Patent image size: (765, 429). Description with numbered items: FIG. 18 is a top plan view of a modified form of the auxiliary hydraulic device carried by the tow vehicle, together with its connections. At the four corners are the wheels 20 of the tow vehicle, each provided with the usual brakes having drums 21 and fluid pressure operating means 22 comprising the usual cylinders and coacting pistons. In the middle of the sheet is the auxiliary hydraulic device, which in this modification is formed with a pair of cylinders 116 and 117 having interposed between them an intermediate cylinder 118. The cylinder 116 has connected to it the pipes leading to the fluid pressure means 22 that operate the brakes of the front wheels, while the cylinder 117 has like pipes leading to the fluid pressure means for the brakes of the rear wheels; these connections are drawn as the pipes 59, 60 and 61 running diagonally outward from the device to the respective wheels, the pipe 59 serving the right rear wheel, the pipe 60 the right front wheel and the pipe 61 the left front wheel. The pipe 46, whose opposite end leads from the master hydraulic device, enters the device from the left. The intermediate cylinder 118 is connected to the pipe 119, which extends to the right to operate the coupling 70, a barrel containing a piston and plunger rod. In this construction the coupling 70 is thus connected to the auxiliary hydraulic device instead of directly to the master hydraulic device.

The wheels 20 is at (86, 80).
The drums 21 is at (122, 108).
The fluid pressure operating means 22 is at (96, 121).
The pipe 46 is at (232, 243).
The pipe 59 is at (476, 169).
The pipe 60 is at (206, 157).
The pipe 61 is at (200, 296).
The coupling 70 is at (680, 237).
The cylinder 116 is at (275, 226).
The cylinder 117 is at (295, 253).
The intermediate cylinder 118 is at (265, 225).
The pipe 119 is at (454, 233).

▸ What you need to do:
Put each line of the records above into a JSON list of strings, one string per line, leaving out any blank lines.

▸ Response:
[
  "Patent image size: (765, 429). Description with numbered items: FIG. 18 is a top plan view of a modified form of the auxiliary hydraulic device carried by the tow vehicle, together with its connections. At the four corners are the wheels 20 of the tow vehicle, each provided with the usual brakes having drums 21 and fluid pressure operating means 22 comprising the usual cylinders and coacting pistons. In the middle of the sheet is the auxiliary hydraulic device, which in this modification is formed with a pair of cylinders 116 and 117 having interposed between them an intermediate cylinder 118. The cylinder 116 has connected to it the pipes leading to the fluid pressure means 22 that operate the brakes of the front wheels, while the cylinder 117 has like pipes leading to the fluid pressure means for the brakes of the rear wheels; these connections are drawn as the pipes 59, 60 and 61 running diagonally outward from the device to the respective wheels, the pipe 59 serving the right rear wheel, the pipe 60 the right front wheel and the pipe 61 the left front wheel. The pipe 46, whose opposite end leads from the master hydraulic device, enters the device from the left. The intermediate cylinder 118 is connected to the pipe 119, which extends to the right to operate the coupling 70, a barrel containing a piston and plunger rod. In this construction the coupling 70 is thus connected to the auxiliary hydraulic device instead of directly to the master hydraulic device.",
  "The wheels 20 is at (86, 80).",
  "The drums 21 is at (122, 108).",
  "The fluid pressure operating means 22 is at (96, 121).",
  "The pipe 46 is at (232, 243).",
  "The pipe 59 is at (476, 169).",
  "The pipe 60 is at (206, 157).",
  "The pipe 61 is at (200, 296).",
  "The coupling 70 is at (680, 237).",
  "The cylinder 116 is at (275, 226).",
  "The cylinder 117 is at (295, 253).",
  "The intermediate cylinder 118 is at (265, 225).",
  "The pipe 119 is at (454, 233)."
]